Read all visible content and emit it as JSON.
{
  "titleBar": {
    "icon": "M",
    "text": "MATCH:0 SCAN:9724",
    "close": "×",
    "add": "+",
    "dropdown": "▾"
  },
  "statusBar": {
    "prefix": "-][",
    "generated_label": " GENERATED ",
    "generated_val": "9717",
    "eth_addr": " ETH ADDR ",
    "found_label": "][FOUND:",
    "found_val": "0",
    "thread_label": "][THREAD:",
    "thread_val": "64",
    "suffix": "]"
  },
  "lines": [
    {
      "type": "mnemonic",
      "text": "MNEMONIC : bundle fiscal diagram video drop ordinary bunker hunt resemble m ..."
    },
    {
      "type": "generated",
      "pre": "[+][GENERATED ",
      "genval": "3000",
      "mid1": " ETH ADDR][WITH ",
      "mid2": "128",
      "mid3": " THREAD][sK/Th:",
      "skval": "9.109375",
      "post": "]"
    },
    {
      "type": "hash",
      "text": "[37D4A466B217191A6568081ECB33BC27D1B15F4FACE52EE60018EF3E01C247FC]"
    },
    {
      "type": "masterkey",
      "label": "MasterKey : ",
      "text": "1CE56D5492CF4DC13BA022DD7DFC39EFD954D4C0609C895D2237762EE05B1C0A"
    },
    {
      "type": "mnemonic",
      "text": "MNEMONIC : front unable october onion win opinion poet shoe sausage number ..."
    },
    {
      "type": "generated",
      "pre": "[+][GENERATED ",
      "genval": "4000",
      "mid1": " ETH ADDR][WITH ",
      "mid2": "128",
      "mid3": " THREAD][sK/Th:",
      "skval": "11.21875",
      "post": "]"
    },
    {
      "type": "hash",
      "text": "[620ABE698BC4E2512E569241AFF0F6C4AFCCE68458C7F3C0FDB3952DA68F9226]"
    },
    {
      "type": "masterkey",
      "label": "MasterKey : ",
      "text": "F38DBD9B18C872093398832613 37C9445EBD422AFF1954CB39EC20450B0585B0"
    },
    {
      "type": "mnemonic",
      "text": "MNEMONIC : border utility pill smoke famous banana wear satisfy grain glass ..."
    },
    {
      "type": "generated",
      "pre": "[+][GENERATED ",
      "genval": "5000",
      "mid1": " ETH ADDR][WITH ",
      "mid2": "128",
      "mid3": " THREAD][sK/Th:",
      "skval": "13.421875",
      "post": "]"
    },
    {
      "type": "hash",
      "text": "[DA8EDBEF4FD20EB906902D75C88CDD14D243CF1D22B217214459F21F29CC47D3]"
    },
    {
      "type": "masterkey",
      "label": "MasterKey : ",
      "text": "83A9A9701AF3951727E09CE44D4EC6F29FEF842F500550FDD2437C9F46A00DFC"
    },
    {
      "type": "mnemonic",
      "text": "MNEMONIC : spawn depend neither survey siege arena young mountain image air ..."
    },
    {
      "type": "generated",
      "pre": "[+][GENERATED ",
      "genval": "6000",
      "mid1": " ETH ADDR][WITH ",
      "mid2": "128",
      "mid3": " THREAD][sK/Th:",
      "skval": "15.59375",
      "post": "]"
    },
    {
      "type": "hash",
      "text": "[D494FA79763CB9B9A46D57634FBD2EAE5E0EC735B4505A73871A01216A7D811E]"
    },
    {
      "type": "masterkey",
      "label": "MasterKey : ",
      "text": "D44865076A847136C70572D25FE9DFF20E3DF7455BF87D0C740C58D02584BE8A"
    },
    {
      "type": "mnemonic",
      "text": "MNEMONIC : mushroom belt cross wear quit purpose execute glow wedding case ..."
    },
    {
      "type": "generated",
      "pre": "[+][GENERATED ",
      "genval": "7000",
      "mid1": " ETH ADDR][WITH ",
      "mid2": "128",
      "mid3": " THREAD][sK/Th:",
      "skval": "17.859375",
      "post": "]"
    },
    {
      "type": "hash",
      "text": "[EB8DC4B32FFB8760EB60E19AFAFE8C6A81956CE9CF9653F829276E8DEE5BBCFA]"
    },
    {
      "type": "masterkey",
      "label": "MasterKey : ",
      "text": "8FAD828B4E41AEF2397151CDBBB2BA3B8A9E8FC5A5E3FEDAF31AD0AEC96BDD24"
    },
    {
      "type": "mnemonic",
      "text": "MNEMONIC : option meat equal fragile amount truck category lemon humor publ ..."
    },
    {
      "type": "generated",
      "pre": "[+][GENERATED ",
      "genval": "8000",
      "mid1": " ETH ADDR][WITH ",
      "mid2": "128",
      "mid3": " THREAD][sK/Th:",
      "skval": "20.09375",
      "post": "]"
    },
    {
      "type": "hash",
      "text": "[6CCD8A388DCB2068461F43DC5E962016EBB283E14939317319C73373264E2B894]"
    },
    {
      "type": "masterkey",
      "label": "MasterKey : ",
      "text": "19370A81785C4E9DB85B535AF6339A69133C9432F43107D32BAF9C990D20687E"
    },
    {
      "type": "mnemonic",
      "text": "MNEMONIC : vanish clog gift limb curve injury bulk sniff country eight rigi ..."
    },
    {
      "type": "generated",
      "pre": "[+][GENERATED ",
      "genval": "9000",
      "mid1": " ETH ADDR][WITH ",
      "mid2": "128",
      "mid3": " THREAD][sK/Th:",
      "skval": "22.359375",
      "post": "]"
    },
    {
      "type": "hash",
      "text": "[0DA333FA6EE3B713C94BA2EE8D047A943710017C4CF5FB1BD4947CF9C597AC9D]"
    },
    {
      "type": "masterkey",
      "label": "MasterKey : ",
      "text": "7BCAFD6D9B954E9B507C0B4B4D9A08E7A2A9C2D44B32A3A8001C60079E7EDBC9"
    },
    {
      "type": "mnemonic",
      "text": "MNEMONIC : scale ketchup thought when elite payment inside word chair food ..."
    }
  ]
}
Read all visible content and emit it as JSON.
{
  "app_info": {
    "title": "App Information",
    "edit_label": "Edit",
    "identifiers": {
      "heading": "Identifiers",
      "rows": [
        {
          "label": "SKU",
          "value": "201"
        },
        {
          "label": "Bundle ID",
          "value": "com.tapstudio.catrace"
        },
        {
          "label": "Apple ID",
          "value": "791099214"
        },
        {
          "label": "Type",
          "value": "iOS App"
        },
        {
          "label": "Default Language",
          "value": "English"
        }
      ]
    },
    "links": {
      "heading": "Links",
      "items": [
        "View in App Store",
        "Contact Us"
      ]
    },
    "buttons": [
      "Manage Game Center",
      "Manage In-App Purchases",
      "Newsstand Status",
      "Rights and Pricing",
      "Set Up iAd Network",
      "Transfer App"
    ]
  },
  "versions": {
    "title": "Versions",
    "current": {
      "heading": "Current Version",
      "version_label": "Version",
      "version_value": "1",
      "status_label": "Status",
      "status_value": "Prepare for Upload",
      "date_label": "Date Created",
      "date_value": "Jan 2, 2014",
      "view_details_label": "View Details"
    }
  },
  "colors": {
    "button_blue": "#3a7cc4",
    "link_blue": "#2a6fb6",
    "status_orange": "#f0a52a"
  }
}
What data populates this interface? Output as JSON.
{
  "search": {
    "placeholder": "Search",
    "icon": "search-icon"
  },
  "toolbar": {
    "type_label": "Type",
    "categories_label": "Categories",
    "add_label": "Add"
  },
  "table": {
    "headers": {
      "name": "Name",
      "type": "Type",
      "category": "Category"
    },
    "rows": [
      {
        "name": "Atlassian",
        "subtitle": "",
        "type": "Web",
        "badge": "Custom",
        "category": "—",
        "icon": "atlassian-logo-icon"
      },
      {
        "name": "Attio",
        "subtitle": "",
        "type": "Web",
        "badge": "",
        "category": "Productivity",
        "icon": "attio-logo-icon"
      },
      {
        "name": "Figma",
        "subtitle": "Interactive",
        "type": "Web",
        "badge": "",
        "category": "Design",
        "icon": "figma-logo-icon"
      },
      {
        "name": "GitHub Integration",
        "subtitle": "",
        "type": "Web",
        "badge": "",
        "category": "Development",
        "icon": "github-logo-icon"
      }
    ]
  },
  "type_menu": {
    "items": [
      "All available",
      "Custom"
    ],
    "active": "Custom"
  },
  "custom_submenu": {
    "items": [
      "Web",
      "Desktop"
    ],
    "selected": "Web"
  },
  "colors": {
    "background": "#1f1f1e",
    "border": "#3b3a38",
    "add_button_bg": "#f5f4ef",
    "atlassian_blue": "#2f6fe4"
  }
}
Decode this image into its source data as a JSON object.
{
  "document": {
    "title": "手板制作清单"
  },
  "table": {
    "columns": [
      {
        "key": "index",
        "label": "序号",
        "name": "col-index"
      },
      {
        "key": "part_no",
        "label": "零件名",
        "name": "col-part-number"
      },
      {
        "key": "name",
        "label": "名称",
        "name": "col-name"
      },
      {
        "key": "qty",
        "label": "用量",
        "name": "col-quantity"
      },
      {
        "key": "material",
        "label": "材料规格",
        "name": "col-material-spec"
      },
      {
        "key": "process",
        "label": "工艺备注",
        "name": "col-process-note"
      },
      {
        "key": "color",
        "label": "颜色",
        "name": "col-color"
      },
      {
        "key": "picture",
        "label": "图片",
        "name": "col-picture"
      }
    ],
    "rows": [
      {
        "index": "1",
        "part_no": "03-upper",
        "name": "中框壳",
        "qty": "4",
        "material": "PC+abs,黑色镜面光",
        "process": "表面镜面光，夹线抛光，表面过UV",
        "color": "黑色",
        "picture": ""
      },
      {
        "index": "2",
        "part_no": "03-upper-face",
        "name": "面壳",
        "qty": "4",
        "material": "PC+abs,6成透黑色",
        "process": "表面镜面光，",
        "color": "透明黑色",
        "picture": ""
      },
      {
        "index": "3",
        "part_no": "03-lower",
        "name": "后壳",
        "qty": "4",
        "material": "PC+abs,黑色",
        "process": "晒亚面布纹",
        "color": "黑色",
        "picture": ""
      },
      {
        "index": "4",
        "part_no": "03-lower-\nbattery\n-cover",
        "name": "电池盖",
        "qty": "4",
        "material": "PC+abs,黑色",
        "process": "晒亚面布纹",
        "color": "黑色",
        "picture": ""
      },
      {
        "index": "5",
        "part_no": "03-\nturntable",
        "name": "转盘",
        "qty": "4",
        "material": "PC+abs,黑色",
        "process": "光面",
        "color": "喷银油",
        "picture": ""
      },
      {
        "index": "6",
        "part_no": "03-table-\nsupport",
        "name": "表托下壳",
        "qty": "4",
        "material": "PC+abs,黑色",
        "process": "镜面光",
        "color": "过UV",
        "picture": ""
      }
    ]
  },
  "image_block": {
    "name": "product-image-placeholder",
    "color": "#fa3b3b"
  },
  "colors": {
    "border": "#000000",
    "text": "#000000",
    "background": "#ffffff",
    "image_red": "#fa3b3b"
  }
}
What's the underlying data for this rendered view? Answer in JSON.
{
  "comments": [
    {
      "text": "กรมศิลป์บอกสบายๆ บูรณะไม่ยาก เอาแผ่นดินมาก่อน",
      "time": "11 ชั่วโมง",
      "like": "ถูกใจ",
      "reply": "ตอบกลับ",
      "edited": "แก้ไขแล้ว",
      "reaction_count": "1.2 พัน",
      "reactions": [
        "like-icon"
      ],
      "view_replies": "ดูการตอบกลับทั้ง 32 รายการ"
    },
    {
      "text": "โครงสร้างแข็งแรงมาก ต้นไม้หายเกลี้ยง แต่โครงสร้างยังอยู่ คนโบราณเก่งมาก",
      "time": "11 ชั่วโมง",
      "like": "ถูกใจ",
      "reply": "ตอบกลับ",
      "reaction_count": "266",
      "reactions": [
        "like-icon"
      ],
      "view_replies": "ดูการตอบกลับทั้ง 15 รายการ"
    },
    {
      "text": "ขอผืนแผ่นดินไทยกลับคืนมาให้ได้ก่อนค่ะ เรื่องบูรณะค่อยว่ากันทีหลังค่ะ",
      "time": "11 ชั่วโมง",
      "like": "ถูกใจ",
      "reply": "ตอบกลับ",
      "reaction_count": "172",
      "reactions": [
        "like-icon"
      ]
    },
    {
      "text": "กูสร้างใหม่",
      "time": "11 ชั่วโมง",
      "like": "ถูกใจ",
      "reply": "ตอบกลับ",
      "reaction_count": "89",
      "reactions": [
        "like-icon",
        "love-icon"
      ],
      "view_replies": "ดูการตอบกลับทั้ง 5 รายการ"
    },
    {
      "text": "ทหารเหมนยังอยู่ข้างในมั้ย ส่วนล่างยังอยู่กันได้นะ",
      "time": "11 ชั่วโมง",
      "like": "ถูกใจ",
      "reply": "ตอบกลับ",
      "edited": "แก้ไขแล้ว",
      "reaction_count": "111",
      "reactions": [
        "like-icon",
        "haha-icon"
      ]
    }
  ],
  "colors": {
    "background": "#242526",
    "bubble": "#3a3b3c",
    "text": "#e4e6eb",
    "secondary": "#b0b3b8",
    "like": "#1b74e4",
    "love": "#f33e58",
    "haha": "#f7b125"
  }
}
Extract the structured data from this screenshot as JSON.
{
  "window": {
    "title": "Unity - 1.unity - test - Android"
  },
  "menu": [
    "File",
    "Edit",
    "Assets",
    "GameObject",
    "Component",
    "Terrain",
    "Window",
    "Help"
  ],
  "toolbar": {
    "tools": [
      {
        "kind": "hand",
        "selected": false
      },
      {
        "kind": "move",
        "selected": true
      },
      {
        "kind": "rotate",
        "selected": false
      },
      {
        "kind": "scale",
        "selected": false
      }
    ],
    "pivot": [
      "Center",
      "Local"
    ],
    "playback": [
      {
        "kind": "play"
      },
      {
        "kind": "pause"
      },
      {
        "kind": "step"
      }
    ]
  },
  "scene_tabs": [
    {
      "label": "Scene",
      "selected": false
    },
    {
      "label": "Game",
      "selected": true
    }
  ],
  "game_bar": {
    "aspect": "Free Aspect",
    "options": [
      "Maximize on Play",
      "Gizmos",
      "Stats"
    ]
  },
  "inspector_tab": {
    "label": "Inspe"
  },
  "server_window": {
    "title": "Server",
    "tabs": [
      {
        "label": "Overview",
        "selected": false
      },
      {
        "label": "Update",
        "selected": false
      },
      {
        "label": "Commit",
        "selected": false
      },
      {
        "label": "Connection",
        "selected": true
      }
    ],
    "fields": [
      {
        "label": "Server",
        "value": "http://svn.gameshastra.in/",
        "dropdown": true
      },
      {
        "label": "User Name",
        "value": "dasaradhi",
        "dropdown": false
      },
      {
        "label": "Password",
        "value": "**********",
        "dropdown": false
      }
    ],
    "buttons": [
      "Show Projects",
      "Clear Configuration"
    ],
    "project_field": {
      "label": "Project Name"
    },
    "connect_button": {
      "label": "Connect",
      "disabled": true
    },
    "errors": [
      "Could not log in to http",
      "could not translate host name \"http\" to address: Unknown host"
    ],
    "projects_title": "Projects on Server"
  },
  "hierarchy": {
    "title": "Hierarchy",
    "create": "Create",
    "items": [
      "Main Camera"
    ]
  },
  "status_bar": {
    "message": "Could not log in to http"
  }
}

- Instructions for the task: Using the records above, copy each line that contains "dropdown".

- Response to the exercise:
    "dropdown": "▾"
        "dropdown": true
        "dropdown": false
        "dropdown": false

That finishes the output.